Data to use start

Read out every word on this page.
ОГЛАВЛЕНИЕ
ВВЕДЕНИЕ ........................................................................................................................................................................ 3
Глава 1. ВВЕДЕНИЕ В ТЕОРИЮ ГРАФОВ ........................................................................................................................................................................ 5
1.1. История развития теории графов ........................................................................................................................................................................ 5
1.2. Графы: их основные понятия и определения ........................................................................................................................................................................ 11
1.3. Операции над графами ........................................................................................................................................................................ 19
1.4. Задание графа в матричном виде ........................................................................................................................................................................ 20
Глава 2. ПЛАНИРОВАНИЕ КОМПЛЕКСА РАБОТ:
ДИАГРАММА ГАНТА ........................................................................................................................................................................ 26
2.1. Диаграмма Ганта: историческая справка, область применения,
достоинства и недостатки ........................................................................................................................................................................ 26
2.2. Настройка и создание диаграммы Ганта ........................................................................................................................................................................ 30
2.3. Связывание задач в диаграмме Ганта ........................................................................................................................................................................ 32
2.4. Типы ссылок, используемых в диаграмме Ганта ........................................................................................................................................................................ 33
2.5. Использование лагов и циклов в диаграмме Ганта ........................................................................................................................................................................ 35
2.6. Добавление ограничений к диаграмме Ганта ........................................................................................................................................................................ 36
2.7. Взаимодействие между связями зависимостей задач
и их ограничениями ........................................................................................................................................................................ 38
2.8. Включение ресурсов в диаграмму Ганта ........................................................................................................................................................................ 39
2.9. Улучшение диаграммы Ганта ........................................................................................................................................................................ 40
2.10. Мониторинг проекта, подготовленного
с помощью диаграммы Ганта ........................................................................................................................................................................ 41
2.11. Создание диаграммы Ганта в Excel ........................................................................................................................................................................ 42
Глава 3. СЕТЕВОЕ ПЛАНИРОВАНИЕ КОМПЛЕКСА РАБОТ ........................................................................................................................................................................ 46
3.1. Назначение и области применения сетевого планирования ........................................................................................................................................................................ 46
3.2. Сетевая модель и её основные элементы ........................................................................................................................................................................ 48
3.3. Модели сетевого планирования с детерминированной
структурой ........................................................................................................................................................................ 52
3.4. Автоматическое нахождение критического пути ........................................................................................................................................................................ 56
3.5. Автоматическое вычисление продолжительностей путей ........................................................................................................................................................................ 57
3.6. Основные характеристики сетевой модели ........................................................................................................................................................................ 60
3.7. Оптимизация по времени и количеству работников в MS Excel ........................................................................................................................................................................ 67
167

Data to use end

Transcribe the whole listing with nothing added or left out.

▶ _Answer for this exercise_:
Read out every word on this page.
ОГЛАВЛЕНИЕ
ВВЕДЕНИЕ ........................................................................................................................................................................ 3
Глава 1. ВВЕДЕНИЕ В ТЕОРИЮ ГРАФОВ ........................................................................................................................................................................ 5
1.1. История развития теории графов ........................................................................................................................................................................ 5
1.2. Графы: их основные понятия и определения ........................................................................................................................................................................ 11
1.3. Операции над графами ........................................................................................................................................................................ 19
1.4. Задание графа в матричном виде ........................................................................................................................................................................ 20
Глава 2. ПЛАНИРОВАНИЕ КОМПЛЕКСА РАБОТ:
ДИАГРАММА ГАНТА ........................................................................................................................................................................ 26
2.1. Диаграмма Ганта: историческая справка, область применения,
достоинства и недостатки ........................................................................................................................................................................ 26
2.2. Настройка и создание диаграммы Ганта ........................................................................................................................................................................ 30
2.3. Связывание задач в диаграмме Ганта ........................................................................................................................................................................ 32
2.4. Типы ссылок, используемых в диаграмме Ганта ........................................................................................................................................................................ 33
2.5. Использование лагов и циклов в диаграмме Ганта ........................................................................................................................................................................ 35
2.6. Добавление ограничений к диаграмме Ганта ........................................................................................................................................................................ 36
2.7. Взаимодействие между связями зависимостей задач
и их ограничениями ........................................................................................................................................................................ 38
2.8. Включение ресурсов в диаграмму Ганта ........................................................................................................................................................................ 39
2.9. Улучшение диаграммы Ганта ........................................................................................................................................................................ 40
2.10. Мониторинг проекта, подготовленного
с помощью диаграммы Ганта ........................................................................................................................................................................ 41
2.11. Создание диаграммы Ганта в Excel ........................................................................................................................................................................ 42
Глава 3. СЕТЕВОЕ ПЛАНИРОВАНИЕ КОМПЛЕКСА РАБОТ ........................................................................................................................................................................ 46
3.1. Назначение и области применения сетевого планирования ........................................................................................................................................................................ 46
3.2. Сетевая модель и её основные элементы ........................................................................................................................................................................ 48
3.3. Модели сетевого планирования с детерминированной
структурой ........................................................................................................................................................................ 52
3.4. Автоматическое нахождение критического пути ........................................................................................................................................................................ 56
3.5. Автоматическое вычисление продолжительностей путей ........................................................................................................................................................................ 57
3.6. Основные характеристики сетевой модели ........................................................................................................................................................................ 60
3.7. Оптимизация по времени и количеству работников в MS Excel ........................................................................................................................................................................ 67
167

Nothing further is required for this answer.